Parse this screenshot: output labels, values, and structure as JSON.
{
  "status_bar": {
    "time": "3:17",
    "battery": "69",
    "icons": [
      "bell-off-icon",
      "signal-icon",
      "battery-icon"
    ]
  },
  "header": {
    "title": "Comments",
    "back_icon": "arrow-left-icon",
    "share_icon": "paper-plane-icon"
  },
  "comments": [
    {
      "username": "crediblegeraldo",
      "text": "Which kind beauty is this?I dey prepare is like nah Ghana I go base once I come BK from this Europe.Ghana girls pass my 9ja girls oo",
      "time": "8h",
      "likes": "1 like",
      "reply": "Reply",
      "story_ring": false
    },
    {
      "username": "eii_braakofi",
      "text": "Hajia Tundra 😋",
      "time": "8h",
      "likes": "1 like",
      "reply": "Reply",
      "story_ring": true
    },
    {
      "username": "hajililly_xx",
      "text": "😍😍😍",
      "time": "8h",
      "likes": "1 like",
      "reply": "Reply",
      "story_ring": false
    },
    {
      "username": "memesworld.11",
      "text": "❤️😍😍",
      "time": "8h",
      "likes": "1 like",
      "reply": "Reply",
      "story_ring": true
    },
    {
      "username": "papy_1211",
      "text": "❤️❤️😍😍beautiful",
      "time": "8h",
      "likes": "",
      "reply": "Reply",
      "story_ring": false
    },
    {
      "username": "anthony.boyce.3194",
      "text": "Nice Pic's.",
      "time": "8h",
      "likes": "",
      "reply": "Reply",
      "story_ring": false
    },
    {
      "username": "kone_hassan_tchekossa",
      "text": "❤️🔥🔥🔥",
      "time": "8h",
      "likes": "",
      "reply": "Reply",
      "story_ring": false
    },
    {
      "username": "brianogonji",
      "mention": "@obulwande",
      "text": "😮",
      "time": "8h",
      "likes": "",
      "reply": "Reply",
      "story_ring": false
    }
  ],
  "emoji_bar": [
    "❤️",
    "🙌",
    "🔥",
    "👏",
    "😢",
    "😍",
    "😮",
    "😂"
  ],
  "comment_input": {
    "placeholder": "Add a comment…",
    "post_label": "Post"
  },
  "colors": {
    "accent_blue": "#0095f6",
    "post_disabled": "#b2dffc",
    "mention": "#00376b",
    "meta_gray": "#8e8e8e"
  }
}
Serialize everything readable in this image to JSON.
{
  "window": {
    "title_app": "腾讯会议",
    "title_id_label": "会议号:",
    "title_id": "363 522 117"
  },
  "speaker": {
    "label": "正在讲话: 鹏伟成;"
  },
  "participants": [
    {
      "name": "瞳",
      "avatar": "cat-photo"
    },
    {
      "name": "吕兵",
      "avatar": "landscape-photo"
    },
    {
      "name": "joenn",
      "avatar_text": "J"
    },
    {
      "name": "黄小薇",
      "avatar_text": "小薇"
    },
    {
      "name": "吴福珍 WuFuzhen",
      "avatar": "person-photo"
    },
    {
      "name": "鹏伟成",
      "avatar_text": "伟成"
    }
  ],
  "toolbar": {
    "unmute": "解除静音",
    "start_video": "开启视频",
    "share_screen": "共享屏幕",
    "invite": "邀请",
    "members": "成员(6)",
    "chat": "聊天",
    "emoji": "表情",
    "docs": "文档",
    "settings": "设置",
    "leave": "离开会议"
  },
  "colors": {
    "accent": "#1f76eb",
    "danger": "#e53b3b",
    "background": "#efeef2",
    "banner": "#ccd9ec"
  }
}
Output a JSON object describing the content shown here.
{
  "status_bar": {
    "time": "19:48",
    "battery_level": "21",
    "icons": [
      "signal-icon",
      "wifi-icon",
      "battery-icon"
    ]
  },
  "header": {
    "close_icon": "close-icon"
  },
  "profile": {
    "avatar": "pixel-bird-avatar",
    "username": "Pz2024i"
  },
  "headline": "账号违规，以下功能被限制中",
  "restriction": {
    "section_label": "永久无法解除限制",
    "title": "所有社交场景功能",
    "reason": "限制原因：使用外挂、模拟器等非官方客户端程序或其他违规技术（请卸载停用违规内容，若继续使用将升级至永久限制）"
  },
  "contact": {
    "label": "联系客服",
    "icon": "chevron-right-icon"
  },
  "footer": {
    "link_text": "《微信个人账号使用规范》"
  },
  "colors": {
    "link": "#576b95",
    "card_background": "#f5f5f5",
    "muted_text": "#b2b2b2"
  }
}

◇ ◇ ◇

◆ **Goal**:
Write out exactly the lines from the line holding "Output a JSON" through the last line of the data, and nothing besides those lines.

◆ **Task solution**:
Output a JSON object describing the content shown here.
{
  "status_bar": {
    "time": "19:48",
    "battery_level": "21",
    "icons": [
      "signal-icon",
      "wifi-icon",
      "battery-icon"
    ]
  },
  "header": {
    "close_icon": "close-icon"
  },
  "profile": {
    "avatar": "pixel-bird-avatar",
    "username": "Pz2024i"
  },
  "headline": "账号违规，以下功能被限制中",
  "restriction": {
    "section_label": "永久无法解除限制",
    "title": "所有社交场景功能",
    "reason": "限制原因：使用外挂、模拟器等非官方客户端程序或其他违规技术（请卸载停用违规内容，若继续使用将升级至永久限制）"
  },
  "contact": {
    "label": "联系客服",
    "icon": "chevron-right-icon"
  },
  "footer": {
    "link_text": "《微信个人账号使用规范》"
  },
  "colors": {
    "link": "#576b95",
    "card_background": "#f5f5f5",
    "muted_text": "#b2b2b2"
  }
}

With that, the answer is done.